Ausgewählter Abschnitt →
Seinen Erstwohnsitz hat Christian Keller nach wie vor in Gutmadingen. Schwarzwald und Baar bedeuten Heimat für den 41-Jährigen.
Seinen Erstwohnsitz hat Christian Keller nach wie vor in Gutmadingen. Schwarzwald und Baar bedeuten Heimat für den 41-Jährigen. | Bild: SSV Jahn

Fünf Fragen an einen Geschäftsführer im Profifußball

Spagat zwischen Profifußball und Hobbykick

Christian Keller führt ein Leben zwischen dem knallharten Geschäft im Profifußball und der nie abgerissenen Liebe zum Feierabendkick. „Ich schaue jedes Wochenende – nachdem ich alle Profiligen durchgegangen bin, was zu meinem Job gehört – wie der FC Gutmadingen, der SC 04 Tuttlingen und natürlich auch der FC 08 Villingen als Flaggschiff des Schwarzwald-Baar-Kreises gespielt haben“, erzählt er. Da könne man ihn auch genau fragen, wie welches Spiel ausgegangen ist und wer die Tore geschossen hat – „das bekomme ich dann immer hin“.

Ziel der Übung → Bei welchen drei Vereinen schaut Christian Keller laut dem ausgewählten Abschnitt jedes Wochenende nach, wie sie gespielt haben?

Gegebene Angaben →
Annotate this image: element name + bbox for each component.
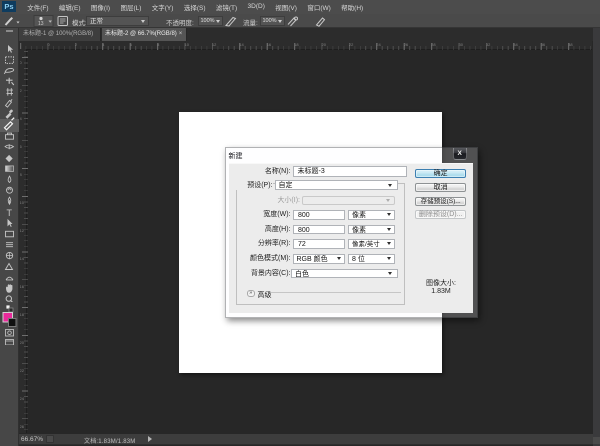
svg-text:T: T bbox=[7, 208, 13, 218]
svg-text:13: 13 bbox=[38, 21, 44, 27]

Schriftliche Antwort → Beim FC Gutmadingen, beim SC 04 Tuttlingen und beim FC 08 Villingen.